(Collected data)
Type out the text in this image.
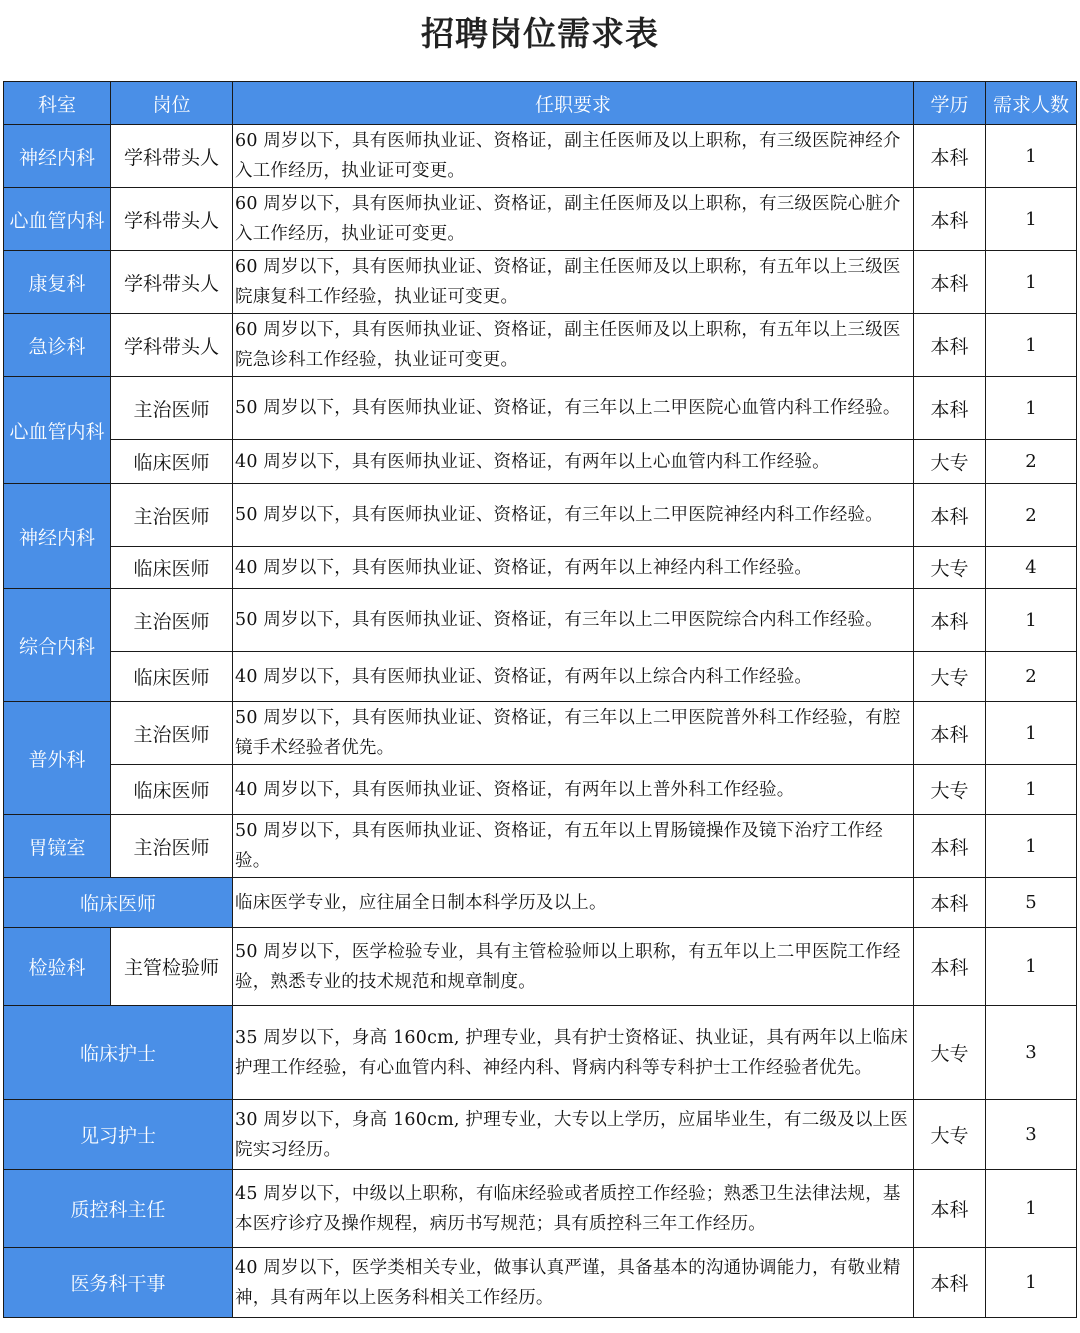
招聘岗位需求表
科室	岗位	任职要求	学历	需求人数
神经内科	学科带头人	60 周岁以下，具有医师执业证、资格证，副主任医师及以上职称，有三级医院神经介入工作经历，执业证可变更。	本科	1
心血管内科	学科带头人	60 周岁以下，具有医师执业证、资格证，副主任医师及以上职称，有三级医院心脏介入工作经历，执业证可变更。	本科	1
康复科	学科带头人	60 周岁以下，具有医师执业证、资格证，副主任医师及以上职称，有五年以上三级医院康复科工作经验，执业证可变更。	本科	1
急诊科	学科带头人	60 周岁以下，具有医师执业证、资格证，副主任医师及以上职称，有五年以上三级医院急诊科工作经验，执业证可变更。	本科	1
心血管内科	主治医师	50 周岁以下，具有医师执业证、资格证，有三年以上二甲医院心血管内科工作经验。	本科	1
	临床医师	40 周岁以下，具有医师执业证、资格证，有两年以上心血管内科工作经验。	大专	2
神经内科	主治医师	50 周岁以下，具有医师执业证、资格证，有三年以上二甲医院神经内科工作经验。	本科	2
	临床医师	40 周岁以下，具有医师执业证、资格证，有两年以上神经内科工作经验。	大专	4
综合内科	主治医师	50 周岁以下，具有医师执业证、资格证，有三年以上二甲医院综合内科工作经验。	本科	1
	临床医师	40 周岁以下，具有医师执业证、资格证，有两年以上综合内科工作经验。	大专	2
普外科	主治医师	50 周岁以下，具有医师执业证、资格证，有三年以上二甲医院普外科工作经验，有腔镜手术经验者优先。	本科	1
	临床医师	40 周岁以下，具有医师执业证、资格证，有两年以上普外科工作经验。	大专	1
胃镜室	主治医师	50 周岁以下，具有医师执业证、资格证，有五年以上胃肠镜操作及镜下治疗工作经验。	本科	1
临床医师		临床医学专业，应往届全日制本科学历及以上。	本科	5
检验科	主管检验师	50 周岁以下，医学检验专业，具有主管检验师以上职称，有五年以上二甲医院工作经验，熟悉专业的技术规范和规章制度。	本科	1
临床护士		35 周岁以下，身高 160cm, 护理专业，具有护士资格证、执业证，具有两年以上临床护理工作经验，有心血管内科、神经内科、肾病内科等专科护士工作经验者优先。	大专	3
见习护士		30 周岁以下，身高 160cm, 护理专业，大专以上学历，应届毕业生，有二级及以上医院实习经历。	大专	3
质控科主任		45 周岁以下，中级以上职称，有临床经验或者质控工作经验；熟悉卫生法律法规，基本医疗诊疗及操作规程，病历书写规范；具有质控科三年工作经历。	本科	1
医务科干事		40 周岁以下，医学类相关专业，做事认真严谨，具备基本的沟通协调能力，有敬业精神，具有两年以上医务科相关工作经历。	本科	1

## GOAL
Count the lines above that contain the word "护理专业". Give only the number.

## COMPLETE RESPONSE
2